*Activity*:
Scan the material for the string "gefchehen" and copy out every line in which it occurs.
[Information supplied — start]
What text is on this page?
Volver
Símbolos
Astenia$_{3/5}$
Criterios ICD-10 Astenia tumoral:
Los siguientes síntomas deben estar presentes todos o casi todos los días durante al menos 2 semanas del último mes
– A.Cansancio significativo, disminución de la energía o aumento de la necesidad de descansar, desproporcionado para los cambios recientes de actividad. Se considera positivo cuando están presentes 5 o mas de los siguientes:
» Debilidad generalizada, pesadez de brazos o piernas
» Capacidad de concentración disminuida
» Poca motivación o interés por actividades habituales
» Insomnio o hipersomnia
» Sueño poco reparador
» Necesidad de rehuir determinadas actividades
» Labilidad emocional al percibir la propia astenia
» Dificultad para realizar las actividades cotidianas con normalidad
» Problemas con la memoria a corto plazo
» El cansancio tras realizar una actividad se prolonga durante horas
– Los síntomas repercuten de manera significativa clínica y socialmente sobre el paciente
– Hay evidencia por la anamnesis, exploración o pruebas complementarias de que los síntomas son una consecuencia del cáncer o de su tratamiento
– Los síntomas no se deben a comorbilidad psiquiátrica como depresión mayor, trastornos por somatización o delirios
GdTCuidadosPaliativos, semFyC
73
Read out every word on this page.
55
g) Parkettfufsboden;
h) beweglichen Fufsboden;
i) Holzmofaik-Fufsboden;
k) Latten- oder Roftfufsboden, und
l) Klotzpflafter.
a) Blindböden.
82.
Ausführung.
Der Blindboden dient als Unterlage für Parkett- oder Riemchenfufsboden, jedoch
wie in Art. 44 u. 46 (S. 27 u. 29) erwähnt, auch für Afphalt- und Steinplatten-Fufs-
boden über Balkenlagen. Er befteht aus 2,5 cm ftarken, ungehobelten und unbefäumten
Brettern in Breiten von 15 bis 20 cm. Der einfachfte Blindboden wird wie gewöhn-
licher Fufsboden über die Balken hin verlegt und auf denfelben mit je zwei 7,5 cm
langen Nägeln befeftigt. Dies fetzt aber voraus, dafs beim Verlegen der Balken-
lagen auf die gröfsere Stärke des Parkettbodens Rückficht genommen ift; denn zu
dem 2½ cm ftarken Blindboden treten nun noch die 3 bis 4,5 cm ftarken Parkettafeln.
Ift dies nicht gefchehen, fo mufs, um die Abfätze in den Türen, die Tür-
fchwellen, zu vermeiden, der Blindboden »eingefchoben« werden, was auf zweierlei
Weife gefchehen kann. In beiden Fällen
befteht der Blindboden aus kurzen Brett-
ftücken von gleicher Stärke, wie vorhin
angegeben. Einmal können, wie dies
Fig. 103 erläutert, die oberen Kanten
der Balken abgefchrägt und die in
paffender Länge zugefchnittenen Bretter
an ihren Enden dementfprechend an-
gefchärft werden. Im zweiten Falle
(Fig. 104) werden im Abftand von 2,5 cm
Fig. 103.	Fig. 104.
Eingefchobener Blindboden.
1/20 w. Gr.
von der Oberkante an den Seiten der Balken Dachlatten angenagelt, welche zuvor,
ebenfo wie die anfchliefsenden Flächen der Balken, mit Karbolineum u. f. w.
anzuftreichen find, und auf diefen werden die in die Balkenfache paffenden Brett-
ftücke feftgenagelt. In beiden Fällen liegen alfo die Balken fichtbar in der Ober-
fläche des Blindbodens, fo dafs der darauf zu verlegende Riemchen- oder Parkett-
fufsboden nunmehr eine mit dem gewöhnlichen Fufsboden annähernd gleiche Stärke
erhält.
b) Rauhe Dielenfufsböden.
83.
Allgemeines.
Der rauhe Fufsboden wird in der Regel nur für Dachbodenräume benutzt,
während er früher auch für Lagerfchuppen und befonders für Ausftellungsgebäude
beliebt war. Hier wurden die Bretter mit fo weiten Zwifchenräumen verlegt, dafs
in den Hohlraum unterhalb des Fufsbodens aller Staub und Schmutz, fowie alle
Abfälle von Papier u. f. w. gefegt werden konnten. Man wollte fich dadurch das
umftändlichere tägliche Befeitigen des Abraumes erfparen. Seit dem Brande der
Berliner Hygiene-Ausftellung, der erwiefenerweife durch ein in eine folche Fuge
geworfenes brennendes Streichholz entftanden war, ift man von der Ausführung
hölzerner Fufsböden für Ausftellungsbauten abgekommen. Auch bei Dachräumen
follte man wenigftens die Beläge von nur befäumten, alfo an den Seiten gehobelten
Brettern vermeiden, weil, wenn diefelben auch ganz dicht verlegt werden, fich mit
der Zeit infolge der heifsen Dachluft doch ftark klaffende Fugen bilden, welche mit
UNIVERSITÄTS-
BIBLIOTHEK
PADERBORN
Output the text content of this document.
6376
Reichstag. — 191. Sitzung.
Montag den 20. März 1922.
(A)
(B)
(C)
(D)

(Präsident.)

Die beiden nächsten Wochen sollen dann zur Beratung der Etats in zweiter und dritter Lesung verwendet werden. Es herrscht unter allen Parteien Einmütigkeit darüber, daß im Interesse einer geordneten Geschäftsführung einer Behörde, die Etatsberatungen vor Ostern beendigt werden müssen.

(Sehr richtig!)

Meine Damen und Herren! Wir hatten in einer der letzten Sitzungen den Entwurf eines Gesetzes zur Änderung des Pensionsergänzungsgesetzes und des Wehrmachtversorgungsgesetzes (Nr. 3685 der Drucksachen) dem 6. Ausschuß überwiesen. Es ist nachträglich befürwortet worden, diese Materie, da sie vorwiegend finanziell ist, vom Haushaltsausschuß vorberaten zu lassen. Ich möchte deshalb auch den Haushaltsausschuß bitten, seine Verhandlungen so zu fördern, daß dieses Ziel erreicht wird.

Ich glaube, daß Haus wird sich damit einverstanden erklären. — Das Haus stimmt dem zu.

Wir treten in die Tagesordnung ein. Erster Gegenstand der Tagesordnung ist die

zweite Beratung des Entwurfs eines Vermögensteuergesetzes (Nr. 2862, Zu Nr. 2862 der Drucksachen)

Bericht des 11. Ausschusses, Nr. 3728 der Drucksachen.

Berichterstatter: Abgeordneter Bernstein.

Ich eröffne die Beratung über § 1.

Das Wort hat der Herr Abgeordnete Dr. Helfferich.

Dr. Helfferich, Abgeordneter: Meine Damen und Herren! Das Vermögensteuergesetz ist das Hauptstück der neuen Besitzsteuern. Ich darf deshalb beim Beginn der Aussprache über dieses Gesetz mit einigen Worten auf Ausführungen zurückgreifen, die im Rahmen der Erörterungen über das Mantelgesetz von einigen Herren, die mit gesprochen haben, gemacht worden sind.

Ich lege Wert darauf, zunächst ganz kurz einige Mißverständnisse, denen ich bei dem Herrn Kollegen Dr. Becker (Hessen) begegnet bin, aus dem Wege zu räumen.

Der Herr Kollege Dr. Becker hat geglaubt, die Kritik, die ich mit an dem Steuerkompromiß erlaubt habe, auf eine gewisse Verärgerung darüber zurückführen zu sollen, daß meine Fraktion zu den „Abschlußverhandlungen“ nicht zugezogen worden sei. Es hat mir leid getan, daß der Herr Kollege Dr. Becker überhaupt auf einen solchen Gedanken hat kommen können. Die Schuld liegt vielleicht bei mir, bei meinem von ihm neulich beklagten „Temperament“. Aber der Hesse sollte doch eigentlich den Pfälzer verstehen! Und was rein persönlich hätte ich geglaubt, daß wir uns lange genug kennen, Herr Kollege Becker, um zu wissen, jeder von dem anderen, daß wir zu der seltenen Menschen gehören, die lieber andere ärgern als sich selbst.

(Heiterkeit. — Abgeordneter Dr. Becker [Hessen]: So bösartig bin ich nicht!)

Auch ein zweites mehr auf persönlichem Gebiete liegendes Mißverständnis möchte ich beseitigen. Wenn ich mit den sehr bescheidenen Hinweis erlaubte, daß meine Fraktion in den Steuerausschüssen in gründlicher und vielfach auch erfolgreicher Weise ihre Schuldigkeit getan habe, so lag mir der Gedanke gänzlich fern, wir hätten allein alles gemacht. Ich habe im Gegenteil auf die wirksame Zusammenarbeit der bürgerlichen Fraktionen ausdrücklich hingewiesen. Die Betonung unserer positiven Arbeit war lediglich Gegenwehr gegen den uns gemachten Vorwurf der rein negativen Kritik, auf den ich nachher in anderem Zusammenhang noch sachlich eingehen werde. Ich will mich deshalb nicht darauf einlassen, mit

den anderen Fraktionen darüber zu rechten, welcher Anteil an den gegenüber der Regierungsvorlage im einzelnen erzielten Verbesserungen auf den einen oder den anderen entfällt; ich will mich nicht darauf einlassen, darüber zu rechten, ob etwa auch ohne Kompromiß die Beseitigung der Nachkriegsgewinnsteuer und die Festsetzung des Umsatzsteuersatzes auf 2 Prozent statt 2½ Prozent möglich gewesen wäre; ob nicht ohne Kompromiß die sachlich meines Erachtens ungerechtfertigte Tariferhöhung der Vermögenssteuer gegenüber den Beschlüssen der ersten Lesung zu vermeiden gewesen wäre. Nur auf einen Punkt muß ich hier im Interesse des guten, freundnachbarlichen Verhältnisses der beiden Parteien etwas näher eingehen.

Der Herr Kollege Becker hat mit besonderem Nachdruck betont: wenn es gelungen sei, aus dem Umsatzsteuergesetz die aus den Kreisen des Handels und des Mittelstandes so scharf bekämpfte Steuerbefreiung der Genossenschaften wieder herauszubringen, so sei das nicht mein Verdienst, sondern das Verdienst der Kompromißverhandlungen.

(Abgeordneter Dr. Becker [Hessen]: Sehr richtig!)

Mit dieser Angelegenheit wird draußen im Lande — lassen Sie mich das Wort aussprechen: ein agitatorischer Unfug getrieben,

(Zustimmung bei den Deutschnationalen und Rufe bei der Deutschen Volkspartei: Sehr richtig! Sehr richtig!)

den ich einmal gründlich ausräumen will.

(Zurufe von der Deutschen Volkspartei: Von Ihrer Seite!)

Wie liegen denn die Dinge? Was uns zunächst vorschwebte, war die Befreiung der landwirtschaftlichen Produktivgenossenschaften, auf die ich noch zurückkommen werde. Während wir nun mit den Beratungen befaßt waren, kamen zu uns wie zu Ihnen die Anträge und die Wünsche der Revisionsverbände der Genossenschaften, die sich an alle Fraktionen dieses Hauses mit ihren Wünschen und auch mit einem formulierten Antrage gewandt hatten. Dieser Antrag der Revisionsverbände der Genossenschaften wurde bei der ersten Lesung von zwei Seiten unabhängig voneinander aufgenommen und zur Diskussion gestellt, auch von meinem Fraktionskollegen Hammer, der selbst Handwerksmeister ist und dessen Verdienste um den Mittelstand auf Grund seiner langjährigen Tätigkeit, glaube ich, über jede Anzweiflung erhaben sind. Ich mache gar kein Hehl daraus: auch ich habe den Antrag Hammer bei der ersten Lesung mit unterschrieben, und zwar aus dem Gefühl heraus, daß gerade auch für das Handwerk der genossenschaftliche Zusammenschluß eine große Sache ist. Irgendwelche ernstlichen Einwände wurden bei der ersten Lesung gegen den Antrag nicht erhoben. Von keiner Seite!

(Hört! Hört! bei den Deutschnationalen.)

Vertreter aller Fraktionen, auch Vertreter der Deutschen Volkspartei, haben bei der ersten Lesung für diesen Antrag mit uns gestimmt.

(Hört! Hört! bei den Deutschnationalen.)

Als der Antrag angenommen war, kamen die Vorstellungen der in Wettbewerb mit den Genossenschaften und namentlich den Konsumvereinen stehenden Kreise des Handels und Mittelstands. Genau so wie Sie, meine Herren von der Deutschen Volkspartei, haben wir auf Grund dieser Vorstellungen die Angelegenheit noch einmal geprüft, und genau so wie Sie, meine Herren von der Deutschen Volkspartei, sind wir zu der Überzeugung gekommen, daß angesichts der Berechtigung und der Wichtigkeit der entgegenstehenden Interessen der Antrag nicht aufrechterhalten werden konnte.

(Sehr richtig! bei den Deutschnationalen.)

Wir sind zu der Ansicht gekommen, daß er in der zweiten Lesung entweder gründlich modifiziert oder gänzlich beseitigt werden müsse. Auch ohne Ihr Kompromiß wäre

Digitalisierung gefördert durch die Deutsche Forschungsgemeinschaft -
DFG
[Information supplied — finish]
*Answer to the exercise*:
Ift dies nicht gefchehen, fo mufs, um die Abfätze in den Türen, die Tür-
Weife gefchehen kann. In beiden Fällen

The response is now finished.